Dataset rows about figures

+ + +

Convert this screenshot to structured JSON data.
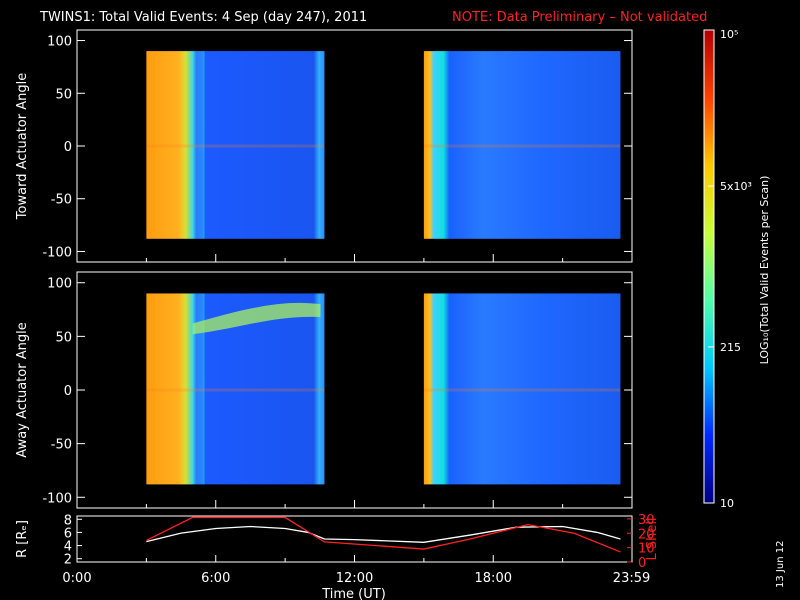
{
  "title": {
    "main": "TWINS1: Total Valid Events:  4 Sep (day 247), 2011",
    "note": "NOTE: Data Preliminary – Not validated"
  },
  "date_stamp": "13 Jun 12",
  "colors": {
    "background": "#000000",
    "axes": "#ffffff",
    "note": "#ff2020",
    "r_line": "#ffffff",
    "lshell_line": "#ff2020"
  },
  "colorbar": {
    "label": "LOG₁₀(Total Valid Events per Scan)",
    "ticks": [
      "10",
      "215",
      "5x10³",
      "10⁵"
    ],
    "colormap": [
      "#00007f",
      "#0028ff",
      "#00c8ff",
      "#50ffaa",
      "#c8ff37",
      "#ffc800",
      "#ff4000",
      "#b00000"
    ]
  },
  "chart_data": [
    {
      "type": "heatmap",
      "ylabel": "Toward Actuator Angle",
      "xlim": [
        0,
        24
      ],
      "ylim": [
        -110,
        110
      ],
      "yticks": [
        "100",
        "50",
        "0",
        "-50",
        "-100"
      ],
      "blocks": [
        {
          "start_hour": 3.0,
          "end_hour": 10.7,
          "angle_range": [
            -88,
            90
          ]
        },
        {
          "start_hour": 15.0,
          "end_hour": 23.5,
          "angle_range": [
            -88,
            90
          ]
        }
      ]
    },
    {
      "type": "heatmap",
      "ylabel": "Away Actuator Angle",
      "xlim": [
        0,
        24
      ],
      "ylim": [
        -110,
        110
      ],
      "yticks": [
        "100",
        "50",
        "0",
        "-50",
        "-100"
      ],
      "blocks": [
        {
          "start_hour": 3.0,
          "end_hour": 10.7,
          "angle_range": [
            -88,
            90
          ]
        },
        {
          "start_hour": 15.0,
          "end_hour": 23.5,
          "angle_range": [
            -88,
            90
          ]
        }
      ]
    },
    {
      "type": "line",
      "xlabel": "Time (UT)",
      "ylabel_left": "R [Rₑ]",
      "ylabel_right": "L Shell",
      "xlim": [
        0,
        24
      ],
      "xticks": [
        "0:00",
        "6:00",
        "12:00",
        "18:00",
        "23:59"
      ],
      "left_ylim": [
        1.5,
        8.5
      ],
      "left_yticks": [
        "2",
        "4",
        "6",
        "8"
      ],
      "right_ylim": [
        0,
        32
      ],
      "right_yticks": [
        "0",
        "10",
        "20",
        "30"
      ],
      "series": [
        {
          "axis": "left",
          "x": [
            3.0,
            4.5,
            6.0,
            7.5,
            9.0,
            10.0,
            10.7,
            12.0,
            15.0,
            17.0,
            19.0,
            21.0,
            22.5,
            23.5
          ],
          "values": [
            4.6,
            5.9,
            6.6,
            6.9,
            6.6,
            6.0,
            5.0,
            4.9,
            4.5,
            5.6,
            6.8,
            6.9,
            6.0,
            5.0
          ]
        },
        {
          "axis": "right",
          "x": [
            3.0,
            5.0,
            9.0,
            10.7,
            15.0,
            17.0,
            19.5,
            21.5,
            23.5
          ],
          "values": [
            15,
            31,
            31,
            14,
            9,
            16,
            26,
            20,
            7
          ]
        }
      ]
    }
  ]
}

+ + +

Reproduce the listing above exactly, excluding all pictures.

Convert this screenshot to structured JSON data.
{
  "title": {
    "main": "TWINS1: Total Valid Events:  4 Sep (day 247), 2011",
    "note": "NOTE: Data Preliminary – Not validated"
  },
  "date_stamp": "13 Jun 12",
  "colors": {
    "background": "#000000",
    "axes": "#ffffff",
    "note": "#ff2020",
    "r_line": "#ffffff",
    "lshell_line": "#ff2020"
  },
  "colorbar": {
    "label": "LOG₁₀(Total Valid Events per Scan)",
    "ticks": [
      "10",
      "215",
      "5x10³",
      "10⁵"
    ],
    "colormap": [
      "#00007f",
      "#0028ff",
      "#00c8ff",
      "#50ffaa",
      "#c8ff37",
      "#ffc800",
      "#ff4000",
      "#b00000"
    ]
  },
  "chart_data": [
    {
      "type": "heatmap",
      "ylabel": "Toward Actuator Angle",
      "xlim": [
        0,
        24
      ],
      "ylim": [
        -110,
        110
      ],
      "yticks": [
        "100",
        "50",
        "0",
        "-50",
        "-100"
      ],
      "blocks": [
        {
          "start_hour": 3.0,
          "end_hour": 10.7,
          "angle_range": [
            -88,
            90
          ]
        },
        {
          "start_hour": 15.0,
          "end_hour": 23.5,
          "angle_range": [
            -88,
            90
          ]
        }
      ]
    },
    {
      "type": "heatmap",
      "ylabel": "Away Actuator Angle",
      "xlim": [
        0,
        24
      ],
      "ylim": [
        -110,
        110
      ],
      "yticks": [
        "100",
        "50",
        "0",
        "-50",
        "-100"
      ],
      "blocks": [
        {
          "start_hour": 3.0,
          "end_hour": 10.7,
          "angle_range": [
            -88,
            90
          ]
        },
        {
          "start_hour": 15.0,
          "end_hour": 23.5,
          "angle_range": [
            -88,
            90
          ]
        }
      ]
    },
    {
      "type": "line",
      "xlabel": "Time (UT)",
      "ylabel_left": "R [Rₑ]",
      "ylabel_right": "L Shell",
      "xlim": [
        0,
        24
      ],
      "xticks": [
        "0:00",
        "6:00",
        "12:00",
        "18:00",
        "23:59"
      ],
      "left_ylim": [
        1.5,
        8.5
      ],
      "left_yticks": [
        "2",
        "4",
        "6",
        "8"
      ],
      "right_ylim": [
        0,
        32
      ],
      "right_yticks": [
        "0",
        "10",
        "20",
        "30"
      ],
      "series": [
        {
          "axis": "left",
          "x": [
            3.0,
            4.5,
            6.0,
            7.5,
            9.0,
            10.0,
            10.7,
            12.0,
            15.0,
            17.0,
            19.0,
            21.0,
            22.5,
            23.5
          ],
          "values": [
            4.6,
            5.9,
            6.6,
            6.9,
            6.6,
            6.0,
            5.0,
            4.9,
            4.5,
            5.6,
            6.8,
            6.9,
            6.0,
            5.0
          ]
        },
        {
          "axis": "right",
          "x": [
            3.0,
            5.0,
            9.0,
            10.7,
            15.0,
            17.0,
            19.5,
            21.5,
            23.5
          ],
          "values": [
            15,
            31,
            31,
            14,
            9,
            16,
            26,
            20,
            7
          ]
        }
      ]
    }
  ]
}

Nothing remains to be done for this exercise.